What needs to be done: Copy out every line in the entries below that includes "execute".

Entries supplied:

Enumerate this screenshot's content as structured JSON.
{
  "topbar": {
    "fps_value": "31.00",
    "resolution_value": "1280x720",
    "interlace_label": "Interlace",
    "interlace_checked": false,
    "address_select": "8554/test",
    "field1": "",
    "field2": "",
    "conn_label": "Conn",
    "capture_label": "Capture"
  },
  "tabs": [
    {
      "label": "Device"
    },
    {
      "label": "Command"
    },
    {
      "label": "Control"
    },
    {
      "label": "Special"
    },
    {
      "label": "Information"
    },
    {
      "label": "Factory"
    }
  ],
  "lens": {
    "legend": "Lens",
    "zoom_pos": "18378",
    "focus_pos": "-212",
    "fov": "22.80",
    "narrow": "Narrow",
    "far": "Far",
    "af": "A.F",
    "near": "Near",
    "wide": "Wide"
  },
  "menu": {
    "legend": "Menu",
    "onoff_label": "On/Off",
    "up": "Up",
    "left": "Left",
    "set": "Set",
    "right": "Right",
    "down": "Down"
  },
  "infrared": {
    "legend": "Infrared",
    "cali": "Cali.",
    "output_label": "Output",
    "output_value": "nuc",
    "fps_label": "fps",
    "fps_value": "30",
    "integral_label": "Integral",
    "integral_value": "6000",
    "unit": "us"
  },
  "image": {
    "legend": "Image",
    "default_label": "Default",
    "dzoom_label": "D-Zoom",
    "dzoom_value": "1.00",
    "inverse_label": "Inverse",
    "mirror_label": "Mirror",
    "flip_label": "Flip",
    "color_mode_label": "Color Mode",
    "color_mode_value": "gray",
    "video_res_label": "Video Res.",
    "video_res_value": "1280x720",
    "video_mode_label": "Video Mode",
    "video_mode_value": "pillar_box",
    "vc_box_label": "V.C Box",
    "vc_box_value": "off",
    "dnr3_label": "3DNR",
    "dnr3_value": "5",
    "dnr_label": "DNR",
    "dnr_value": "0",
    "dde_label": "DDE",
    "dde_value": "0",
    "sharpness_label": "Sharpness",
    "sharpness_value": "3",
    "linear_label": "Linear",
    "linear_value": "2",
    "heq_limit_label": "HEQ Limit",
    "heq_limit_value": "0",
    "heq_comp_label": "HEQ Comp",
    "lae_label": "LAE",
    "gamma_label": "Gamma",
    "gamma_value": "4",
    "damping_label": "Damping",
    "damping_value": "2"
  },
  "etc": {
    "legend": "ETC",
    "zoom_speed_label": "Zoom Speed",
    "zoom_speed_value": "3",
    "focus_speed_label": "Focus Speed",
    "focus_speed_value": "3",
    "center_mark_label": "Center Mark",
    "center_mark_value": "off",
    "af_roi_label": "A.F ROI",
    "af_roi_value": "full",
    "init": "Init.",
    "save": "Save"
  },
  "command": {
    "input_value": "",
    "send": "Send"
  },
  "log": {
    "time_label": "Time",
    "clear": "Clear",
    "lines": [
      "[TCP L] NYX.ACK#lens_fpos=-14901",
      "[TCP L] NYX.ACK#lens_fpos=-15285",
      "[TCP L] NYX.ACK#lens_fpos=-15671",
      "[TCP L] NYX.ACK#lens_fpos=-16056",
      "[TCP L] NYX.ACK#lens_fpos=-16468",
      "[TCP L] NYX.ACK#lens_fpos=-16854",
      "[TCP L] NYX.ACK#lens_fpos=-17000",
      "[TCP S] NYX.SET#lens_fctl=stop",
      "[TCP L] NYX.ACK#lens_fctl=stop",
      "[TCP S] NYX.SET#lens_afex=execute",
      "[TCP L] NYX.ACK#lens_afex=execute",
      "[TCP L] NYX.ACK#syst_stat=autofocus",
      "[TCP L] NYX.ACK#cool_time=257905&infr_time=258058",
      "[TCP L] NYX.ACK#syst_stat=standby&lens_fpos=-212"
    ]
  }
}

Full solution:
      "[TCP S] NYX.SET#lens_afex=execute",
      "[TCP L] NYX.ACK#lens_afex=execute",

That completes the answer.